--- start of Excerpted data ---
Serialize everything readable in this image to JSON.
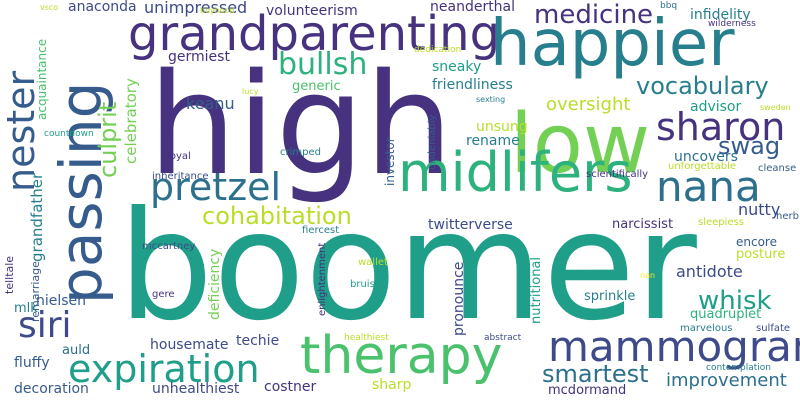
{
  "palette": {
    "dark_purple": "#46327e",
    "indigo": "#3e4a89",
    "blue": "#365c8d",
    "steel_blue": "#2d708e",
    "teal": "#277f8e",
    "teal_green": "#1f9e89",
    "green": "#2db27d",
    "light_green": "#4ac16d",
    "lime": "#73d055",
    "yellow_green": "#b8de29",
    "yellow": "#fde725"
  },
  "words": {
    "boomer": "boomer",
    "high": "high",
    "happier": "happier",
    "low": "low",
    "passing": "passing",
    "grandparenting": "grandparenting",
    "midlifers": "midlifers",
    "therapy": "therapy",
    "mammogram": "mammogram",
    "nana": "nana",
    "sharon": "sharon",
    "nester": "nester",
    "expiration": "expiration",
    "pretzel": "pretzel",
    "siri": "siri",
    "medicine": "medicine",
    "bullsh": "bullsh",
    "vocabulary": "vocabulary",
    "swag": "swag",
    "cohabitation": "cohabitation",
    "whisk": "whisk",
    "smartest": "smartest",
    "culprit": "culprit",
    "improvement": "improvement",
    "oversight": "oversight",
    "unimpressed": "unimpressed",
    "volunteerism": "volunteerism",
    "neanderthal": "neanderthal",
    "infidelity": "infidelity",
    "anaconda": "anaconda",
    "germiest": "germiest",
    "keanu": "keanu",
    "generic": "generic",
    "sneaky": "sneaky",
    "friendliness": "friendliness",
    "advisor": "advisor",
    "unsung": "unsung",
    "rename": "rename",
    "uncovers": "uncovers",
    "celebratory": "celebratory",
    "grandfather": "grandfather",
    "acquaintance": "acquaintance",
    "nutty": "nutty",
    "twitterverse": "twitterverse",
    "narcissist": "narcissist",
    "encore": "encore",
    "posture": "posture",
    "antidote": "antidote",
    "deficiency": "deficiency",
    "pronounce": "pronounce",
    "nutritional": "nutritional",
    "sprinkle": "sprinkle",
    "quadruplet": "quadruplet",
    "remarriage": "remarriage",
    "nielsen": "nielsen",
    "mlk": "mlk",
    "telltale": "telltale",
    "housemate": "housemate",
    "techie": "techie",
    "auld": "auld",
    "fluffy": "fluffy",
    "decoration": "decoration",
    "unhealthiest": "unhealthiest",
    "costner": "costner",
    "sharp": "sharp",
    "mcdormand": "mcdormand",
    "investor": "investor",
    "undeniably": "undeniably",
    "scientifically": "scientifically",
    "unforgettable": "unforgettable",
    "cleanse": "cleanse",
    "crimped": "crimped",
    "inheritance": "inheritance",
    "royal": "royal",
    "boyhood": "boyhood",
    "mccartney": "mccartney",
    "fiercest": "fiercest",
    "sleepiess": "sleepiess",
    "herb": "herb",
    "enlightenment": "enlightenment",
    "wallet": "wallet",
    "bruise": "bruise",
    "gere": "gere",
    "nan": "nan",
    "healthiest": "healthiest",
    "abstract": "abstract",
    "marvelous": "marvelous",
    "sulfate": "sulfate",
    "contemplation": "contemplation",
    "sexting": "sexting",
    "countdown": "countdown",
    "lucy": "lucy",
    "dedication": "dedication",
    "bbq": "bbq",
    "wilderness": "wilderness",
    "sweden": "sweden",
    "vsco": "vsco"
  }
}
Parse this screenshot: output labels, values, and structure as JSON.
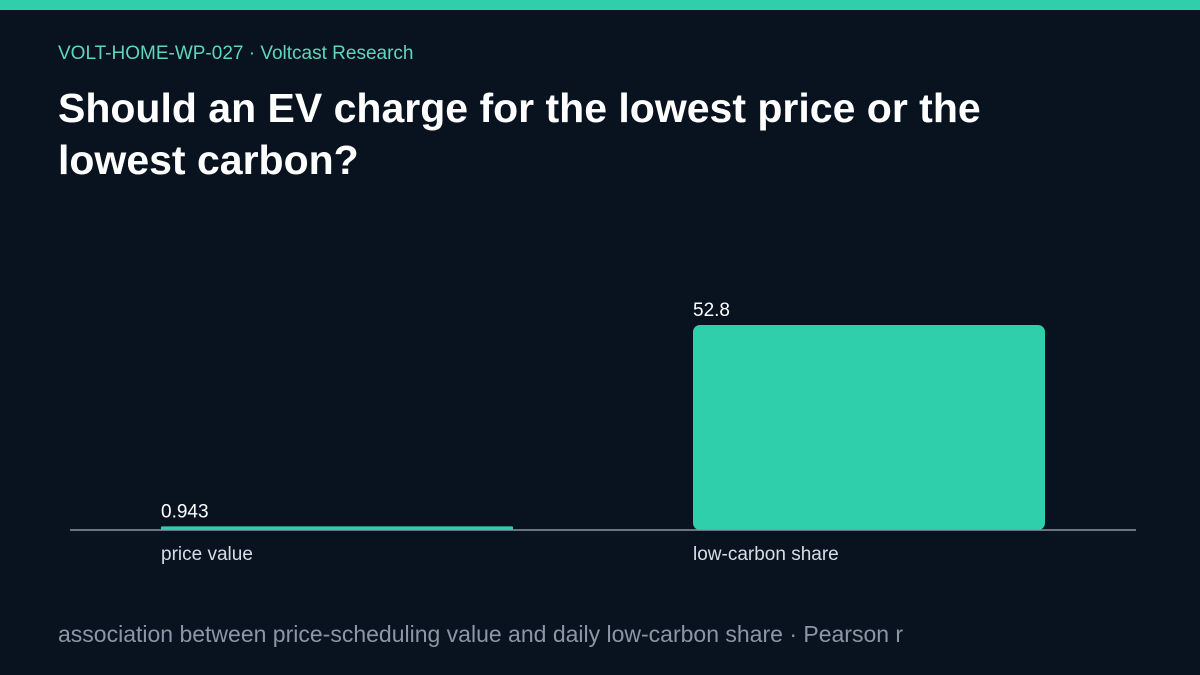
{
  "header": {
    "kicker": "VOLT-HOME-WP-027 · Voltcast Research",
    "title": "Should an EV charge for the lowest price or the lowest carbon?"
  },
  "footer": {
    "note": "association between price-scheduling value and daily low-carbon share · Pearson r"
  },
  "colors": {
    "accent": "#2ecfaa",
    "background": "#09131f",
    "axis": "#8b96a6"
  },
  "chart_data": {
    "type": "bar",
    "categories": [
      "price value",
      "low-carbon share"
    ],
    "values": [
      0.943,
      52.8
    ],
    "value_labels": [
      "0.943",
      "52.8"
    ],
    "title": "",
    "xlabel": "",
    "ylabel": "",
    "ylim": [
      0,
      52.8
    ],
    "grid": false
  }
}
--- end of Excerpted data ---
Look through the entries and return every line where "share" appears.

**Solution**
    "note": "association between price-scheduling value and daily low-carbon share · Pearson r"
      "low-carbon share"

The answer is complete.